Set exercise – Retype the whole listing below, character for character.

Data entries –
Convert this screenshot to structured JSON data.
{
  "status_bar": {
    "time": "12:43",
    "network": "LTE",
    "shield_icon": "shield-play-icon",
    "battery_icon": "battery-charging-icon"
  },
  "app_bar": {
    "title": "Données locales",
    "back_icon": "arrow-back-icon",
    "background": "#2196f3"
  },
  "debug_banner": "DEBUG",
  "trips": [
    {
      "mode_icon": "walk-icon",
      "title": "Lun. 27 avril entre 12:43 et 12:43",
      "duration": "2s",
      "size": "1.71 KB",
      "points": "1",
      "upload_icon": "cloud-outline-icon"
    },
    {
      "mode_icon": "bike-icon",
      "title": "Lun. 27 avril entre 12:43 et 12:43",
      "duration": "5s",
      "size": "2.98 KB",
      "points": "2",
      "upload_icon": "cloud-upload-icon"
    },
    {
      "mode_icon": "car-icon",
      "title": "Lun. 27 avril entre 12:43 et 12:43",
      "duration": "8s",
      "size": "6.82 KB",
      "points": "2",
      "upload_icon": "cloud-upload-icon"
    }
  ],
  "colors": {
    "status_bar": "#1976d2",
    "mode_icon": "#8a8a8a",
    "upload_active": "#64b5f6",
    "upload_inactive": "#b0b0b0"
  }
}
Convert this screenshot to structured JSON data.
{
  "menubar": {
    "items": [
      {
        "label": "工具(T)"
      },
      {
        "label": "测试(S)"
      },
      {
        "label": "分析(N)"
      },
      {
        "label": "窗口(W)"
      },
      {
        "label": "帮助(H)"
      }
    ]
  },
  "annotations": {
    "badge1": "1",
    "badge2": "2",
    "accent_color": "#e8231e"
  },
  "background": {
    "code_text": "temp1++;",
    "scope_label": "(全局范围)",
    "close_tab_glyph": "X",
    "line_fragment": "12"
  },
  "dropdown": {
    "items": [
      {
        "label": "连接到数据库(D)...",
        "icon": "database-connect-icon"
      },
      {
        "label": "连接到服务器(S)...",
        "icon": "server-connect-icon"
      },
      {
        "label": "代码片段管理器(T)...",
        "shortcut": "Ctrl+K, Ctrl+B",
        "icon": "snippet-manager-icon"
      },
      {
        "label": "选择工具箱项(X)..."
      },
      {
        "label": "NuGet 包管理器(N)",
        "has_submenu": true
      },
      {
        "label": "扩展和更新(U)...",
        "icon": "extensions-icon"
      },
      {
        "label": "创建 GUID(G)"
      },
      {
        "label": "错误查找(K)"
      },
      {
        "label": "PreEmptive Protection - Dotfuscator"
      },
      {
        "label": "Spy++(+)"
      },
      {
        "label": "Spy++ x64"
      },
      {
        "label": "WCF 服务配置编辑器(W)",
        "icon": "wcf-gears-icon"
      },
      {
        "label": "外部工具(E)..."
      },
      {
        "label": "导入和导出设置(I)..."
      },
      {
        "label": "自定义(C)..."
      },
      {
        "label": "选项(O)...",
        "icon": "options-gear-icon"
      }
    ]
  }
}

Worked answer –
Convert this screenshot to structured JSON data.
{
  "status_bar": {
    "time": "12:43",
    "network": "LTE",
    "shield_icon": "shield-play-icon",
    "battery_icon": "battery-charging-icon"
  },
  "app_bar": {
    "title": "Données locales",
    "back_icon": "arrow-back-icon",
    "background": "#2196f3"
  },
  "debug_banner": "DEBUG",
  "trips": [
    {
      "mode_icon": "walk-icon",
      "title": "Lun. 27 avril entre 12:43 et 12:43",
      "duration": "2s",
      "size": "1.71 KB",
      "points": "1",
      "upload_icon": "cloud-outline-icon"
    },
    {
      "mode_icon": "bike-icon",
      "title": "Lun. 27 avril entre 12:43 et 12:43",
      "duration": "5s",
      "size": "2.98 KB",
      "points": "2",
      "upload_icon": "cloud-upload-icon"
    },
    {
      "mode_icon": "car-icon",
      "title": "Lun. 27 avril entre 12:43 et 12:43",
      "duration": "8s",
      "size": "6.82 KB",
      "points": "2",
      "upload_icon": "cloud-upload-icon"
    }
  ],
  "colors": {
    "status_bar": "#1976d2",
    "mode_icon": "#8a8a8a",
    "upload_active": "#64b5f6",
    "upload_inactive": "#b0b0b0"
  }
}
Convert this screenshot to structured JSON data.
{
  "menubar": {
    "items": [
      {
        "label": "工具(T)"
      },
      {
        "label": "测试(S)"
      },
      {
        "label": "分析(N)"
      },
      {
        "label": "窗口(W)"
      },
      {
        "label": "帮助(H)"
      }
    ]
  },
  "annotations": {
    "badge1": "1",
    "badge2": "2",
    "accent_color": "#e8231e"
  },
  "background": {
    "code_text": "temp1++;",
    "scope_label": "(全局范围)",
    "close_tab_glyph": "X",
    "line_fragment": "12"
  },
  "dropdown": {
    "items": [
      {
        "label": "连接到数据库(D)...",
        "icon": "database-connect-icon"
      },
      {
        "label": "连接到服务器(S)...",
        "icon": "server-connect-icon"
      },
      {
        "label": "代码片段管理器(T)...",
        "shortcut": "Ctrl+K, Ctrl+B",
        "icon": "snippet-manager-icon"
      },
      {
        "label": "选择工具箱项(X)..."
      },
      {
        "label": "NuGet 包管理器(N)",
        "has_submenu": true
      },
      {
        "label": "扩展和更新(U)...",
        "icon": "extensions-icon"
      },
      {
        "label": "创建 GUID(G)"
      },
      {
        "label": "错误查找(K)"
      },
      {
        "label": "PreEmptive Protection - Dotfuscator"
      },
      {
        "label": "Spy++(+)"
      },
      {
        "label": "Spy++ x64"
      },
      {
        "label": "WCF 服务配置编辑器(W)",
        "icon": "wcf-gears-icon"
      },
      {
        "label": "外部工具(E)..."
      },
      {
        "label": "导入和导出设置(I)..."
      },
      {
        "label": "自定义(C)..."
      },
      {
        "label": "选项(O)...",
        "icon": "options-gear-icon"
      }
    ]
  }
}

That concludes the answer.